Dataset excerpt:
-------------------------

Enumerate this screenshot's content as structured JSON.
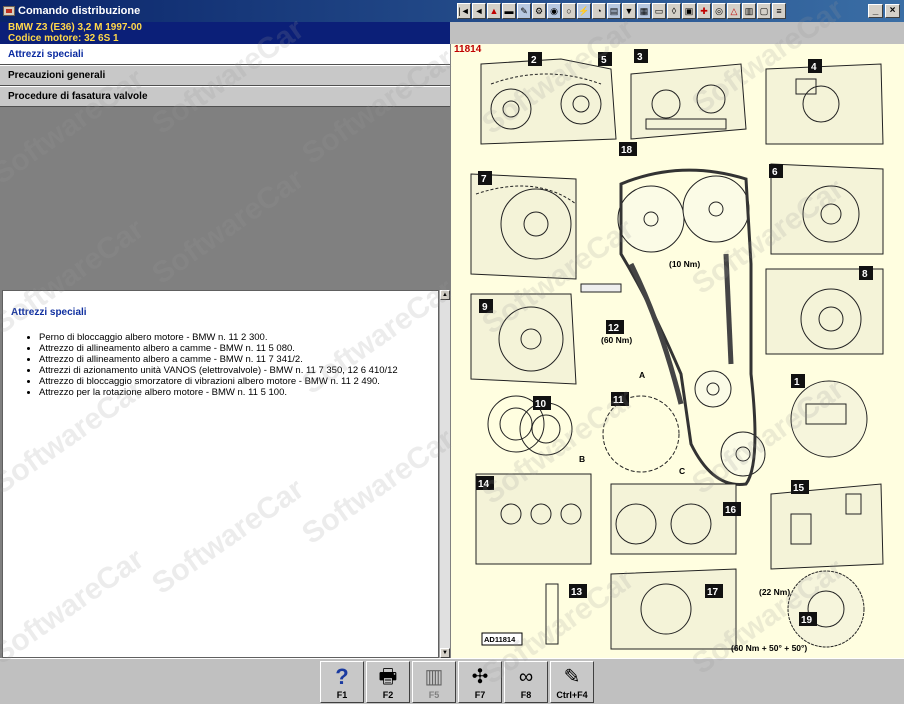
{
  "window": {
    "title": "Comando distribuzione"
  },
  "vehicle": {
    "line1": "BMW   Z3 (E36) 3,2 M 1997-00",
    "line2": "Codice motore: 32 6S 1"
  },
  "toolbar": {
    "icons": [
      "first-icon",
      "prev-icon",
      "warning-icon",
      "doc-icon",
      "tool-icon",
      "engine-icon",
      "brake-icon",
      "wheel-icon",
      "electric-icon",
      "gauge-icon",
      "book-icon",
      "oil-icon",
      "filter-icon",
      "car-icon",
      "lamp-icon",
      "battery-icon",
      "fuse-icon",
      "timing-icon",
      "alert-icon",
      "diagram-icon",
      "chassis-icon",
      "wiring-icon"
    ]
  },
  "sidebar": {
    "items": [
      {
        "label": "Attrezzi speciali",
        "active": true
      },
      {
        "label": "Precauzioni generali",
        "active": false
      },
      {
        "label": "Procedure di fasatura valvole",
        "active": false
      }
    ]
  },
  "content": {
    "heading": "Attrezzi speciali",
    "items": [
      "Perno di bloccaggio albero motore - BMW n. 11 2 300.",
      "Attrezzo di allineamento albero a camme - BMW n. 11 5 080.",
      "Attrezzo di allineamento albero a camme - BMW n. 11 7 341/2.",
      "Attrezzi di azionamento unità VANOS (elettrovalvole) - BMW n. 11 7 350, 12 6 410/12",
      "Attrezzo di bloccaggio smorzatore di vibrazioni albero motore - BMW n. 11 2 490.",
      "Attrezzo per la rotazione albero motore - BMW n. 11 5 100."
    ]
  },
  "diagram": {
    "doc_number": "11814",
    "doc_code": "AD11814",
    "callouts": [
      "1",
      "2",
      "3",
      "4",
      "5",
      "6",
      "7",
      "8",
      "9",
      "10",
      "11",
      "12",
      "13",
      "14",
      "15",
      "16",
      "17",
      "18",
      "19"
    ],
    "torque_10": "(10 Nm)",
    "torque_60": "(60 Nm)",
    "torque_22": "(22 Nm)",
    "torque_final": "(60 Nm + 50° + 50°)",
    "letters": [
      "A",
      "B",
      "C"
    ]
  },
  "functions": [
    {
      "label": "F1",
      "icon": "help-icon",
      "enabled": true
    },
    {
      "label": "F2",
      "icon": "print-icon",
      "enabled": true
    },
    {
      "label": "F5",
      "icon": "book-icon",
      "enabled": false
    },
    {
      "label": "F7",
      "icon": "tool-icon",
      "enabled": true
    },
    {
      "label": "F8",
      "icon": "timing-belt-icon",
      "enabled": true
    },
    {
      "label": "Ctrl+F4",
      "icon": "notes-icon",
      "enabled": true
    }
  ],
  "watermark": "SoftwareCar"
}
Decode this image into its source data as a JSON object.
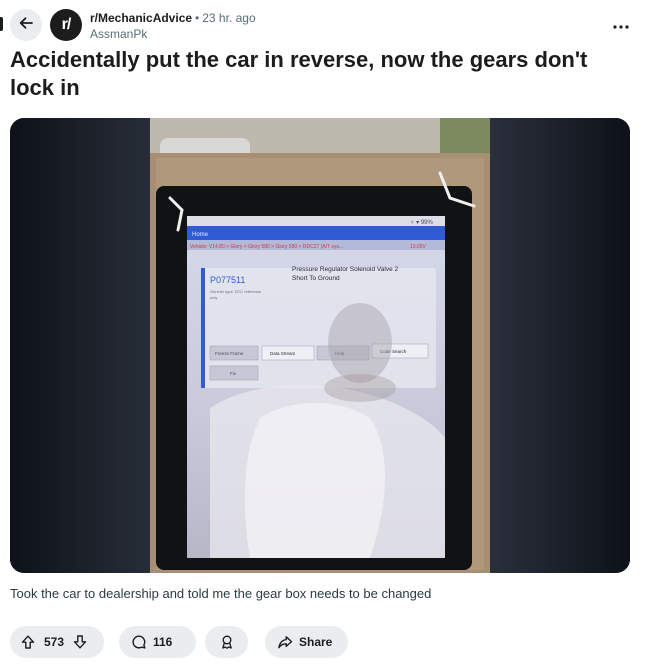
{
  "header": {
    "subreddit": "r/MechanicAdvice",
    "separator": "•",
    "time": "23 hr. ago",
    "author": "AssmanPk",
    "avatar_text": "r/"
  },
  "post": {
    "title": "Accidentally put the car in reverse, now the gears don't lock in",
    "body": "Took the car to dealership and told me the gear box needs to be changed"
  },
  "screen": {
    "status": "♀ ▾ 99%",
    "breadcrumb": "Vehicle: V14.80 > Glory > Glory 580 > Glory 580 > RDC27 (A/T sys...",
    "voltage": "13.65V",
    "dtc_code": "P077511",
    "dtc_desc_1": "Pressure Regulator Solenoid Valve 2",
    "dtc_desc_2": "Short To Ground",
    "dtc_meta_1": "Generic type: DTC reference",
    "dtc_meta_2": "only",
    "btn_freeze": "Freeze Frame",
    "btn_data": "Data Stream",
    "btn_help": "Help",
    "btn_code": "Code Search",
    "btn_fix": "Fix"
  },
  "actions": {
    "votes": "573",
    "comments": "116",
    "share": "Share"
  },
  "icons": {
    "back": "arrow-left-icon",
    "more": "more-horizontal-icon",
    "upvote": "arrow-up-icon",
    "downvote": "arrow-down-icon",
    "comment": "comment-bubble-icon",
    "award": "award-ribbon-icon",
    "share": "share-arrow-icon"
  },
  "colors": {
    "pill_bg": "#eaedef",
    "text": "#1c1c1c",
    "meta": "#576f76",
    "scanner_header": "#2f5bd6"
  }
}
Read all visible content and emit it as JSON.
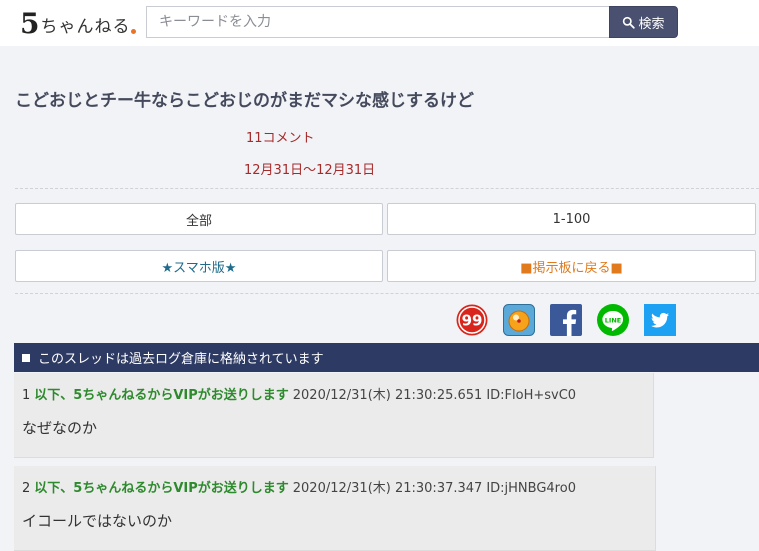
{
  "header": {
    "logo_five": "5",
    "logo_rest": "ちゃんねる",
    "search_placeholder": "キーワードを入力",
    "search_button_label": "検索"
  },
  "thread": {
    "title": "こどおじとチー牛ならこどおじのがまだマシな感じするけど",
    "comment_count": "11コメント",
    "date_range": "12月31日～12月31日"
  },
  "nav": {
    "all_label": "全部",
    "range_label": "1-100",
    "smartphone_label": "★スマホ版★",
    "board_label": "■掲示板に戻る■"
  },
  "share": {
    "ninety_nine_text": "99",
    "line_text": "LINE"
  },
  "archive_notice": "このスレッドは過去ログ倉庫に格納されています",
  "colors": {
    "header_bg": "#ffffff",
    "page_bg": "#f2f3f7",
    "banner_bg": "#2d3a63",
    "search_button_bg": "#4a5170",
    "name_green": "#2d8a2d",
    "meta_red": "#a52a2a",
    "board_orange": "#e07a1c",
    "smartphone_blue": "#1f6b8c",
    "facebook_blue": "#3b5998",
    "line_green": "#00b900",
    "twitter_blue": "#1da1f2"
  },
  "posts": [
    {
      "number": "1",
      "name": "以下、5ちゃんねるからVIPがお送りします",
      "date": "2020/12/31(木) 21:30:25.651",
      "id": "ID:FloH+svC0",
      "body": "なぜなのか"
    },
    {
      "number": "2",
      "name": "以下、5ちゃんねるからVIPがお送りします",
      "date": "2020/12/31(木) 21:30:37.347",
      "id": "ID:jHNBG4ro0",
      "body": "イコールではないのか"
    }
  ]
}
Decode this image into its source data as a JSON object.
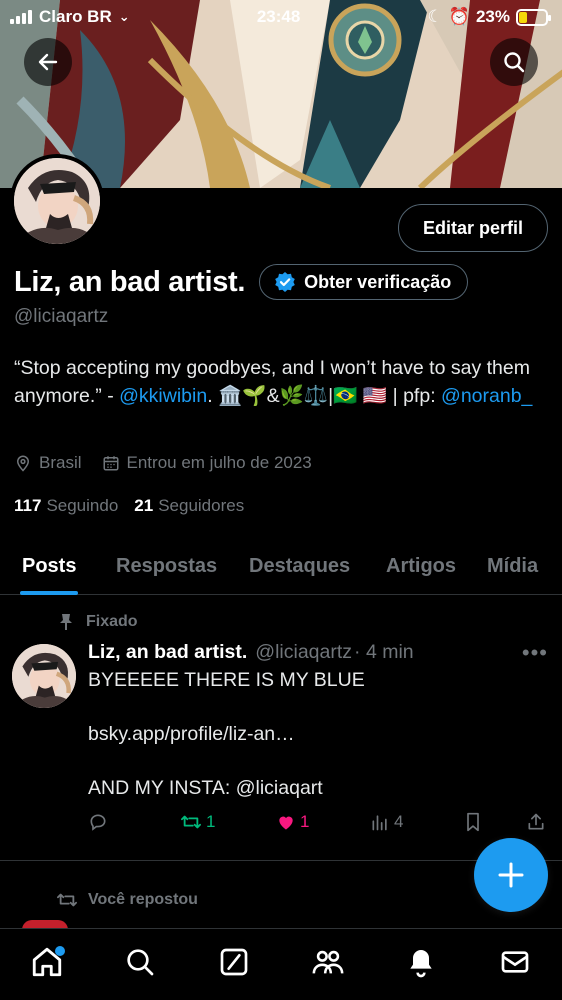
{
  "status_bar": {
    "carrier": "Claro BR",
    "time": "23:48",
    "battery": "23%",
    "battery_level": 0.23
  },
  "header": {
    "back_icon": "arrow-left-icon",
    "search_icon": "search-icon"
  },
  "profile": {
    "edit_label": "Editar perfil",
    "display_name": "Liz, an bad artist.",
    "verify_label": "Obter verificação",
    "handle": "@liciaqartz",
    "bio_part1": "“Stop accepting my goodbyes, and I won’t have to say them anymore.” - ",
    "bio_mention1": "@kkiwibin",
    "bio_part2": ". 🏛️🌱&🌿⚖️|🇧🇷 🇺🇸 | pfp: ",
    "bio_mention2": "@noranb_",
    "location": "Brasil",
    "joined": "Entrou em julho de 2023",
    "following_count": "117",
    "following_label": "Seguindo",
    "followers_count": "21",
    "followers_label": "Seguidores"
  },
  "tabs": [
    "Posts",
    "Respostas",
    "Destaques",
    "Artigos",
    "Mídia"
  ],
  "pinned_post": {
    "pinned_label": "Fixado",
    "author_name": "Liz, an bad artist.",
    "author_handle": "@liciaqartz",
    "time": "· 4 min",
    "line1": "BYEEEEE THERE IS MY BLUE",
    "link": "bsky.app/profile/liz-an…",
    "line3": "AND MY INSTA: @liciaqart",
    "reposts": "1",
    "likes": "1",
    "views": "4",
    "colors": {
      "repost": "#00ba7c",
      "like": "#f91880",
      "link": "#1d9bf0"
    }
  },
  "next_post": {
    "repost_label": "Você repostou"
  },
  "fab": {
    "icon": "plus-icon"
  },
  "bottom_nav": [
    "home-icon",
    "search-icon",
    "grok-icon",
    "communities-icon",
    "notifications-icon",
    "messages-icon"
  ]
}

-------------------------

TASK DETAILS
Of the lines in the material, how many contain the word "profile"? Reply with the number and nothing else.

SOLUTION
2